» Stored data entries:

--------

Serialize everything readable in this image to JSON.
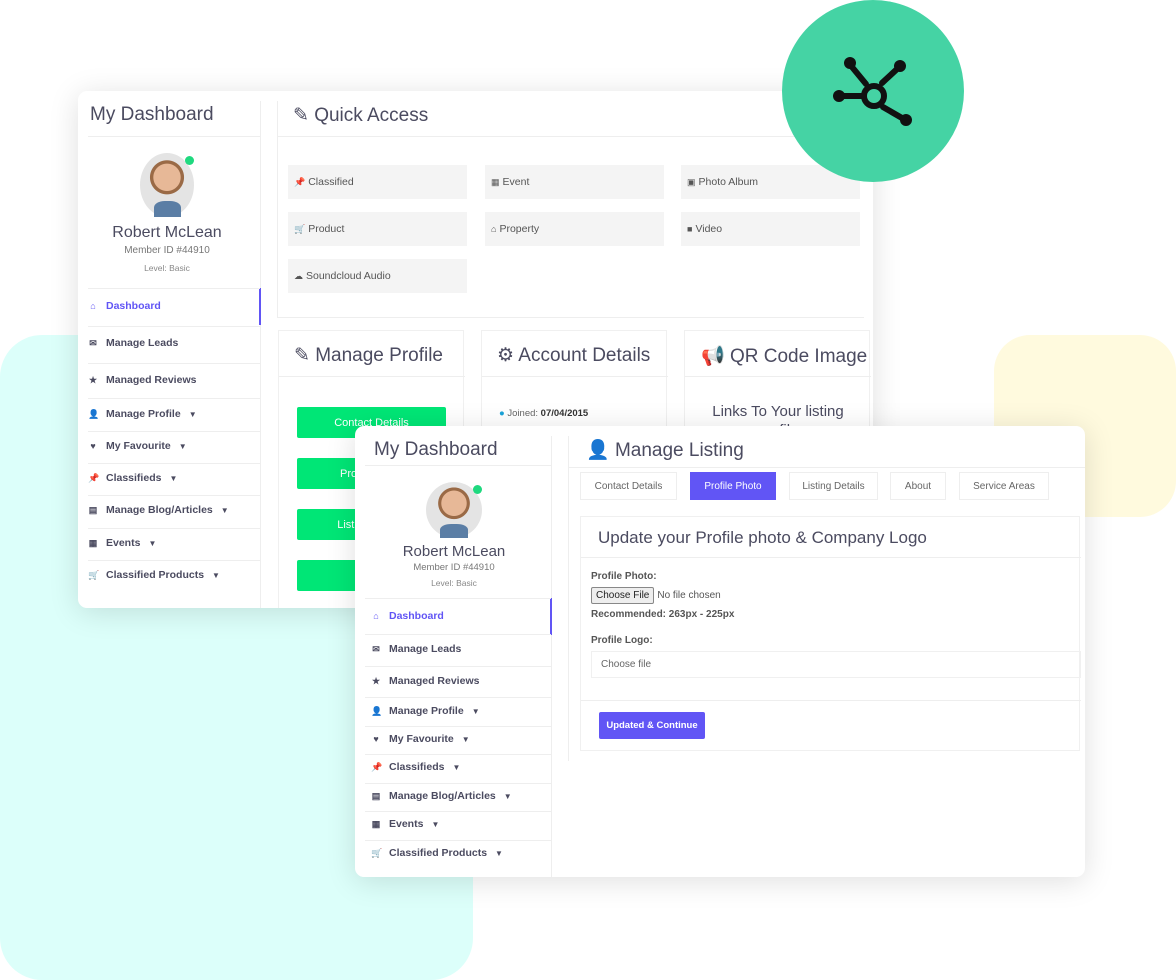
{
  "colors": {
    "accent": "#6155f5",
    "green": "#00e676",
    "teal": "#45d3a4",
    "online": "#1fd97f"
  },
  "badge_icon": "hub-network-icon",
  "sidebar": {
    "title": "My Dashboard",
    "user": {
      "name": "Robert McLean",
      "member_id": "Member ID #44910",
      "level": "Level: Basic"
    },
    "items": [
      {
        "label": "Dashboard",
        "icon": "home-icon",
        "active": true
      },
      {
        "label": "Manage Leads",
        "icon": "envelope-icon"
      },
      {
        "label": "Managed Reviews",
        "icon": "star-icon"
      },
      {
        "label": "Manage Profile",
        "icon": "user-icon",
        "dropdown": true
      },
      {
        "label": "My Favourite",
        "icon": "heart-icon",
        "dropdown": true
      },
      {
        "label": "Classifieds",
        "icon": "pin-icon",
        "dropdown": true
      },
      {
        "label": "Manage Blog/Articles",
        "icon": "file-icon",
        "dropdown": true
      },
      {
        "label": "Events",
        "icon": "calendar-icon",
        "dropdown": true
      },
      {
        "label": "Classified Products",
        "icon": "cart-icon",
        "dropdown": true
      }
    ]
  },
  "quick_access": {
    "title": "Quick Access",
    "tiles": [
      {
        "label": "Classified",
        "icon": "pin-icon"
      },
      {
        "label": "Event",
        "icon": "calendar-icon"
      },
      {
        "label": "Photo Album",
        "icon": "image-icon"
      },
      {
        "label": "Product",
        "icon": "cart-icon"
      },
      {
        "label": "Property",
        "icon": "home-icon"
      },
      {
        "label": "Video",
        "icon": "video-icon"
      },
      {
        "label": "Soundcloud Audio",
        "icon": "soundcloud-icon"
      }
    ]
  },
  "cards": {
    "manage_profile": {
      "title": "Manage Profile",
      "buttons": [
        "Contact Details",
        "Profile Photo",
        "Listing Details",
        ""
      ]
    },
    "account_details": {
      "title": "Account Details",
      "joined_label": "Joined:",
      "joined_value": "07/04/2015"
    },
    "qr_code": {
      "title": "QR Code Image",
      "text": "Links To Your listing profile"
    }
  },
  "listing": {
    "title": "Manage Listing",
    "tabs": [
      "Contact Details",
      "Profile Photo",
      "Listing Details",
      "About",
      "Service Areas"
    ],
    "active_tab": "Profile Photo",
    "panel_title": "Update your Profile photo & Company Logo",
    "profile_photo_label": "Profile Photo:",
    "choose_file_button": "Choose File",
    "no_file": "No file chosen",
    "recommended": "Recommended: 263px - 225px",
    "profile_logo_label": "Profile Logo:",
    "logo_placeholder": "Choose file",
    "submit": "Updated & Continue"
  }
}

--------

» PROBLEM REQUIREMENTS:
List every line above containing the word "Choose".

» TASK SOLUTION:
    "choose_file_button": "Choose File",
    "logo_placeholder": "Choose file",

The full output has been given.